>> Start Supplied material

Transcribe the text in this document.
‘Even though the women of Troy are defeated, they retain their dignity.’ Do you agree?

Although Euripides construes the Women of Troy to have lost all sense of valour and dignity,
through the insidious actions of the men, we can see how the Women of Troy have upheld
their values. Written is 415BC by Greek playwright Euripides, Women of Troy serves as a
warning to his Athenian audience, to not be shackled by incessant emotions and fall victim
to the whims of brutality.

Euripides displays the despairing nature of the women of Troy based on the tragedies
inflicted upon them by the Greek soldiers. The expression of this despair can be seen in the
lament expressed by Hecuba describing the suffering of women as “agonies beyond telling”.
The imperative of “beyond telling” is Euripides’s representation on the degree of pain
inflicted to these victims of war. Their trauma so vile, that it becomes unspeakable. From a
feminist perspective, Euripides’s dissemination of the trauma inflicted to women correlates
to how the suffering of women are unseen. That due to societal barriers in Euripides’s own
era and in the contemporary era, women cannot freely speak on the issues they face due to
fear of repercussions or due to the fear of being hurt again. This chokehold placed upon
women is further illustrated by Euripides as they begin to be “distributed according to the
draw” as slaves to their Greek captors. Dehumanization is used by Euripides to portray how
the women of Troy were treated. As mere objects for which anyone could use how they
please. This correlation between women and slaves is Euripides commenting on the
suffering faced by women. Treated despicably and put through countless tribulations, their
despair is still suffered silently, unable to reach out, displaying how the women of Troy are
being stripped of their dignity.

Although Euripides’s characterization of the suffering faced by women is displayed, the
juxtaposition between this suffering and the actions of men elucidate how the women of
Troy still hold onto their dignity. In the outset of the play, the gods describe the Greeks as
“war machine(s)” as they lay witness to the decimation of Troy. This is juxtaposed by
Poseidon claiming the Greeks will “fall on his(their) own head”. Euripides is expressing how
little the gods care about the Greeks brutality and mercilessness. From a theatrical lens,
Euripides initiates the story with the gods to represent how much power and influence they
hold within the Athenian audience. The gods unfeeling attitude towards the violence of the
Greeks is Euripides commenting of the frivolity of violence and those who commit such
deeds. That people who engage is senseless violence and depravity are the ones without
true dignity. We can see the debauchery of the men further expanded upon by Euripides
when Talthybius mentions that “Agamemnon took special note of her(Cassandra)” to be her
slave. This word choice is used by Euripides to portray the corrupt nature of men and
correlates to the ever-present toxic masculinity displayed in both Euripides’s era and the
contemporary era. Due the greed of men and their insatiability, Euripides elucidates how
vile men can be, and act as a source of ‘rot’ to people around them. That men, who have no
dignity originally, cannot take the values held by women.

>> End Supplied material

Short exercise: Every line of the data above should be copied exactly.

Response for this exercise:
Transcribe the text in this document.
‘Even though the women of Troy are defeated, they retain their dignity.’ Do you agree?

Although Euripides construes the Women of Troy to have lost all sense of valour and dignity,
through the insidious actions of the men, we can see how the Women of Troy have upheld
their values. Written is 415BC by Greek playwright Euripides, Women of Troy serves as a
warning to his Athenian audience, to not be shackled by incessant emotions and fall victim
to the whims of brutality.

Euripides displays the despairing nature of the women of Troy based on the tragedies
inflicted upon them by the Greek soldiers. The expression of this despair can be seen in the
lament expressed by Hecuba describing the suffering of women as “agonies beyond telling”.
The imperative of “beyond telling” is Euripides’s representation on the degree of pain
inflicted to these victims of war. Their trauma so vile, that it becomes unspeakable. From a
feminist perspective, Euripides’s dissemination of the trauma inflicted to women correlates
to how the suffering of women are unseen. That due to societal barriers in Euripides’s own
era and in the contemporary era, women cannot freely speak on the issues they face due to
fear of repercussions or due to the fear of being hurt again. This chokehold placed upon
women is further illustrated by Euripides as they begin to be “distributed according to the
draw” as slaves to their Greek captors. Dehumanization is used by Euripides to portray how
the women of Troy were treated. As mere objects for which anyone could use how they
please. This correlation between women and slaves is Euripides commenting on the
suffering faced by women. Treated despicably and put through countless tribulations, their
despair is still suffered silently, unable to reach out, displaying how the women of Troy are
being stripped of their dignity.

Although Euripides’s characterization of the suffering faced by women is displayed, the
juxtaposition between this suffering and the actions of men elucidate how the women of
Troy still hold onto their dignity. In the outset of the play, the gods describe the Greeks as
“war machine(s)” as they lay witness to the decimation of Troy. This is juxtaposed by
Poseidon claiming the Greeks will “fall on his(their) own head”. Euripides is expressing how
little the gods care about the Greeks brutality and mercilessness. From a theatrical lens,
Euripides initiates the story with the gods to represent how much power and influence they
hold within the Athenian audience. The gods unfeeling attitude towards the violence of the
Greeks is Euripides commenting of the frivolity of violence and those who commit such
deeds. That people who engage is senseless violence and depravity are the ones without
true dignity. We can see the debauchery of the men further expanded upon by Euripides
when Talthybius mentions that “Agamemnon took special note of her(Cassandra)” to be her
slave. This word choice is used by Euripides to portray the corrupt nature of men and
correlates to the ever-present toxic masculinity displayed in both Euripides’s era and the
contemporary era. Due the greed of men and their insatiability, Euripides elucidates how
vile men can be, and act as a source of ‘rot’ to people around them. That men, who have no
dignity originally, cannot take the values held by women.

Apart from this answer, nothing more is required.